> _What to do_
Type out the complete listing below word for word, without its pictures.

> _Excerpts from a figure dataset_
════

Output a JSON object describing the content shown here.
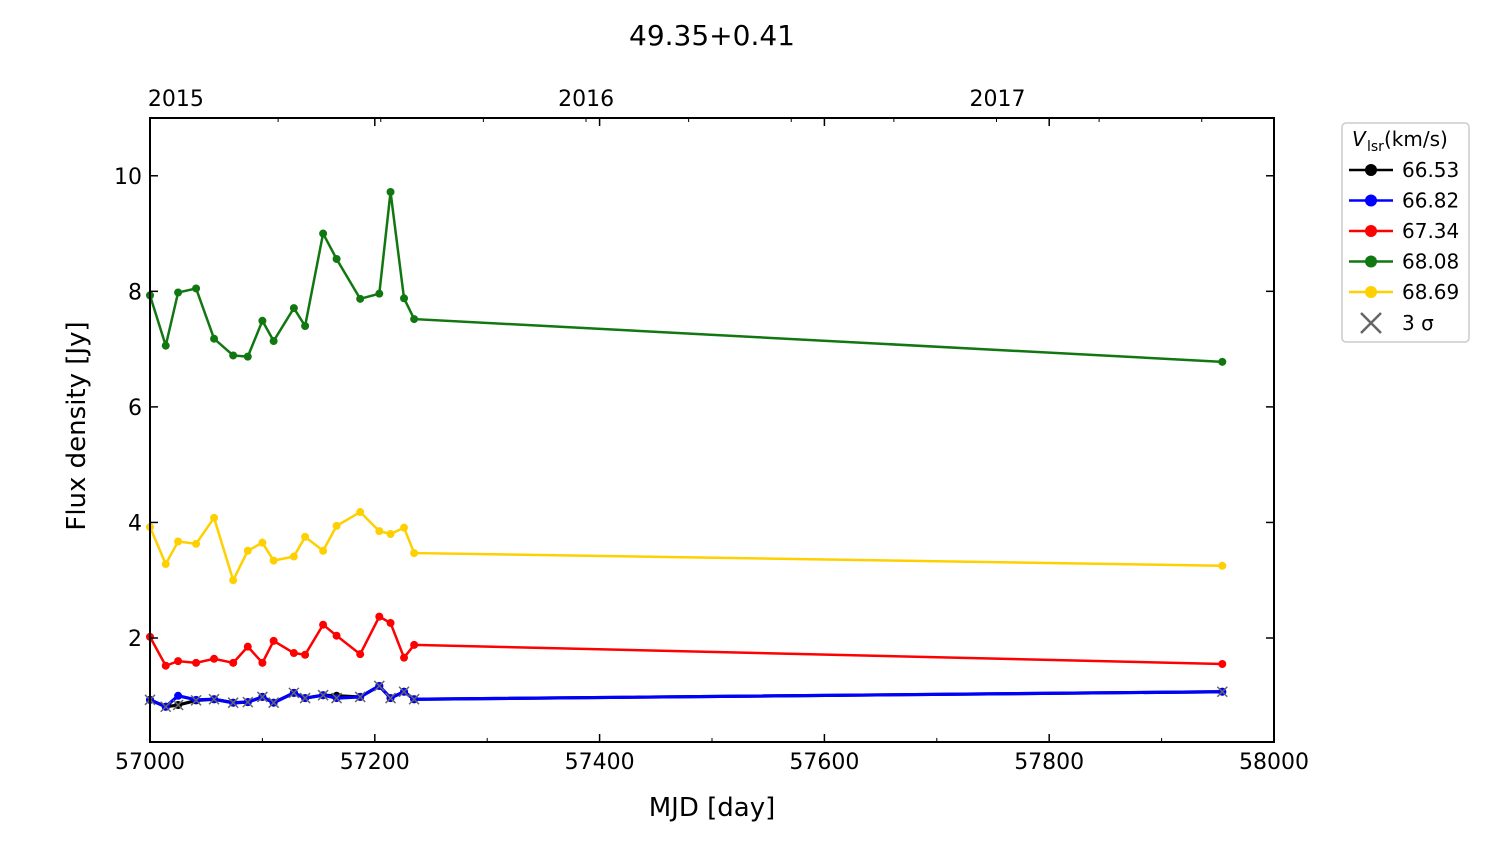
{
  "chart_data": {
    "type": "line",
    "title": "49.35+0.41",
    "xlabel": "MJD [day]",
    "ylabel": "Flux density [Jy]",
    "xlim": [
      57000,
      58000
    ],
    "ylim": [
      0.2,
      11.0
    ],
    "xticks": [
      57000,
      57200,
      57400,
      57600,
      57800,
      58000
    ],
    "yticks": [
      2,
      4,
      6,
      8,
      10
    ],
    "top_axis": {
      "ticks": [
        {
          "label": "2015",
          "mjd": 57023
        },
        {
          "label": "2016",
          "mjd": 57388
        },
        {
          "label": "2017",
          "mjd": 57754
        }
      ]
    },
    "legend": {
      "title_main": "V",
      "title_sub": "lsr",
      "title_unit": " (km/s)",
      "placement": "outside-right",
      "sigma_label": "3 σ"
    },
    "x": [
      57000,
      57014,
      57025,
      57041,
      57057,
      57074,
      57087,
      57100,
      57110,
      57128,
      57138,
      57154,
      57166,
      57187,
      57204,
      57214,
      57226,
      57235,
      57954
    ],
    "series": [
      {
        "name": "66.53",
        "color": "#000000",
        "values": [
          0.93,
          0.81,
          0.84,
          0.92,
          0.94,
          0.88,
          0.89,
          0.98,
          0.88,
          1.05,
          0.96,
          1.01,
          1.0,
          0.98,
          1.17,
          0.96,
          1.07,
          0.94,
          1.07
        ]
      },
      {
        "name": "66.82",
        "color": "#0000ff",
        "values": [
          0.93,
          0.81,
          1.0,
          0.93,
          0.94,
          0.88,
          0.89,
          0.98,
          0.88,
          1.05,
          0.96,
          1.01,
          0.96,
          0.98,
          1.17,
          0.96,
          1.07,
          0.94,
          1.07
        ]
      },
      {
        "name": "67.34",
        "color": "#ff0000",
        "values": [
          2.02,
          1.52,
          1.6,
          1.57,
          1.64,
          1.57,
          1.85,
          1.57,
          1.95,
          1.74,
          1.71,
          2.23,
          2.04,
          1.72,
          2.37,
          2.26,
          1.66,
          1.88,
          1.55
        ]
      },
      {
        "name": "68.08",
        "color": "#117711",
        "values": [
          7.93,
          7.06,
          7.98,
          8.05,
          7.18,
          6.89,
          6.87,
          7.49,
          7.14,
          7.71,
          7.4,
          9.0,
          8.56,
          7.87,
          7.96,
          9.72,
          7.88,
          7.52,
          6.78
        ]
      },
      {
        "name": "68.69",
        "color": "#ffd000",
        "values": [
          3.92,
          3.28,
          3.67,
          3.63,
          4.08,
          3.0,
          3.51,
          3.65,
          3.34,
          3.41,
          3.75,
          3.51,
          3.94,
          4.18,
          3.85,
          3.8,
          3.91,
          3.47,
          3.25
        ]
      }
    ],
    "three_sigma": [
      0.93,
      0.81,
      0.84,
      0.92,
      0.94,
      0.88,
      0.89,
      0.98,
      0.88,
      1.05,
      0.96,
      1.01,
      0.96,
      0.98,
      1.17,
      0.96,
      1.07,
      0.94,
      1.07
    ]
  }
}
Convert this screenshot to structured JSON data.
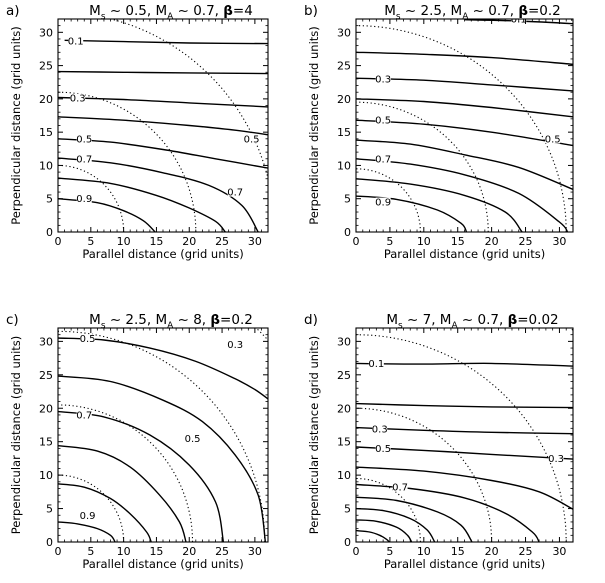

════

> _Exercise output_
Output a JSON object describing the content shown here.
{
  "chart_data": {
    "type": "line",
    "title": "49.35+0.41",
    "xlabel": "MJD [day]",
    "ylabel": "Flux density [Jy]",
    "xlim": [
      57000,
      58000
    ],
    "ylim": [
      0.2,
      11.0
    ],
    "xticks": [
      57000,
      57200,
      57400,
      57600,
      57800,
      58000
    ],
    "yticks": [
      2,
      4,
      6,
      8,
      10
    ],
    "top_axis": {
      "ticks": [
        {
          "label": "2015",
          "mjd": 57023
        },
        {
          "label": "2016",
          "mjd": 57388
        },
        {
          "label": "2017",
          "mjd": 57754
        }
      ]
    },
    "legend": {
      "title_main": "V",
      "title_sub": "lsr",
      "title_unit": " (km/s)",
      "placement": "outside-right",
      "sigma_label": "3 σ"
    },
    "x": [
      57000,
      57014,
      57025,
      57041,
      57057,
      57074,
      57087,
      57100,
      57110,
      57128,
      57138,
      57154,
      57166,
      57187,
      57204,
      57214,
      57226,
      57235,
      57954
    ],
    "series": [
      {
        "name": "66.53",
        "color": "#000000",
        "values": [
          0.93,
          0.81,
          0.84,
          0.92,
          0.94,
          0.88,
          0.89,
          0.98,
          0.88,
          1.05,
          0.96,
          1.01,
          1.0,
          0.98,
          1.17,
          0.96,
          1.07,
          0.94,
          1.07
        ]
      },
      {
        "name": "66.82",
        "color": "#0000ff",
        "values": [
          0.93,
          0.81,
          1.0,
          0.93,
          0.94,
          0.88,
          0.89,
          0.98,
          0.88,
          1.05,
          0.96,
          1.01,
          0.96,
          0.98,
          1.17,
          0.96,
          1.07,
          0.94,
          1.07
        ]
      },
      {
        "name": "67.34",
        "color": "#ff0000",
        "values": [
          2.02,
          1.52,
          1.6,
          1.57,
          1.64,
          1.57,
          1.85,
          1.57,
          1.95,
          1.74,
          1.71,
          2.23,
          2.04,
          1.72,
          2.37,
          2.26,
          1.66,
          1.88,
          1.55
        ]
      },
      {
        "name": "68.08",
        "color": "#117711",
        "values": [
          7.93,
          7.06,
          7.98,
          8.05,
          7.18,
          6.89,
          6.87,
          7.49,
          7.14,
          7.71,
          7.4,
          9.0,
          8.56,
          7.87,
          7.96,
          9.72,
          7.88,
          7.52,
          6.78
        ]
      },
      {
        "name": "68.69",
        "color": "#ffd000",
        "values": [
          3.92,
          3.28,
          3.67,
          3.63,
          4.08,
          3.0,
          3.51,
          3.65,
          3.34,
          3.41,
          3.75,
          3.51,
          3.94,
          4.18,
          3.85,
          3.8,
          3.91,
          3.47,
          3.25
        ]
      }
    ],
    "three_sigma": [
      0.93,
      0.81,
      0.84,
      0.92,
      0.94,
      0.88,
      0.89,
      0.98,
      0.88,
      1.05,
      0.96,
      1.01,
      0.96,
      0.98,
      1.17,
      0.96,
      1.07,
      0.94,
      1.07
    ]
  }
}
Convert this screenshot to structured JSON data.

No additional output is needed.